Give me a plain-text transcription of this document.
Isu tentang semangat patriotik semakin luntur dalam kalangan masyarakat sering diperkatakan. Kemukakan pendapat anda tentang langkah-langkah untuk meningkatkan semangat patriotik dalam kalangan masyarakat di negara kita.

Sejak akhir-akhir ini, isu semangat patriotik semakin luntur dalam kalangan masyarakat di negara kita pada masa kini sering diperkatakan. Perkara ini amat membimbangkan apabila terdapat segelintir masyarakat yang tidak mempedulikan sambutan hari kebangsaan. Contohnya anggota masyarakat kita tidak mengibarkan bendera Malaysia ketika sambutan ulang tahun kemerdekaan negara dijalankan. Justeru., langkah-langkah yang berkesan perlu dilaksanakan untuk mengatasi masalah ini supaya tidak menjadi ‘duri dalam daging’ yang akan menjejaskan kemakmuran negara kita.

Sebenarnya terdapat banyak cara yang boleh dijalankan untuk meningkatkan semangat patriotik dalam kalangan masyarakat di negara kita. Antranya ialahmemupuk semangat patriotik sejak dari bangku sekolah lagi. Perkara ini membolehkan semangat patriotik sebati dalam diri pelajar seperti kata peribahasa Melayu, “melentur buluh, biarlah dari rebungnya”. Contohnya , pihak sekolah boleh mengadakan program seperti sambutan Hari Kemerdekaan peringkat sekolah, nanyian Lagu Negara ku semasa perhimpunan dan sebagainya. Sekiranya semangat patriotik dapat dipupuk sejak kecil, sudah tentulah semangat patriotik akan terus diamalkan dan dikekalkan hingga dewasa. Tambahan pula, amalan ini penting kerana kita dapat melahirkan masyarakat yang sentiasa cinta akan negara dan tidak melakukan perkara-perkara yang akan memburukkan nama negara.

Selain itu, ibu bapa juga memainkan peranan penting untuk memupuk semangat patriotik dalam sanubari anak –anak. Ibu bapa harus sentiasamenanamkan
——
Restate all of the entries above precisely.

Reply to the exercise
Give me a plain-text transcription of this document.
Isu tentang semangat patriotik semakin luntur dalam kalangan masyarakat sering diperkatakan. Kemukakan pendapat anda tentang langkah-langkah untuk meningkatkan semangat patriotik dalam kalangan masyarakat di negara kita.

Sejak akhir-akhir ini, isu semangat patriotik semakin luntur dalam kalangan masyarakat di negara kita pada masa kini sering diperkatakan. Perkara ini amat membimbangkan apabila terdapat segelintir masyarakat yang tidak mempedulikan sambutan hari kebangsaan. Contohnya anggota masyarakat kita tidak mengibarkan bendera Malaysia ketika sambutan ulang tahun kemerdekaan negara dijalankan. Justeru., langkah-langkah yang berkesan perlu dilaksanakan untuk mengatasi masalah ini supaya tidak menjadi ‘duri dalam daging’ yang akan menjejaskan kemakmuran negara kita.

Sebenarnya terdapat banyak cara yang boleh dijalankan untuk meningkatkan semangat patriotik dalam kalangan masyarakat di negara kita. Antranya ialahmemupuk semangat patriotik sejak dari bangku sekolah lagi. Perkara ini membolehkan semangat patriotik sebati dalam diri pelajar seperti kata peribahasa Melayu, “melentur buluh, biarlah dari rebungnya”. Contohnya , pihak sekolah boleh mengadakan program seperti sambutan Hari Kemerdekaan peringkat sekolah, nanyian Lagu Negara ku semasa perhimpunan dan sebagainya. Sekiranya semangat patriotik dapat dipupuk sejak kecil, sudah tentulah semangat patriotik akan terus diamalkan dan dikekalkan hingga dewasa. Tambahan pula, amalan ini penting kerana kita dapat melahirkan masyarakat yang sentiasa cinta akan negara dan tidak melakukan perkara-perkara yang akan memburukkan nama negara.

Selain itu, ibu bapa juga memainkan peranan penting untuk memupuk semangat patriotik dalam sanubari anak –anak. Ibu bapa harus sentiasamenanamkan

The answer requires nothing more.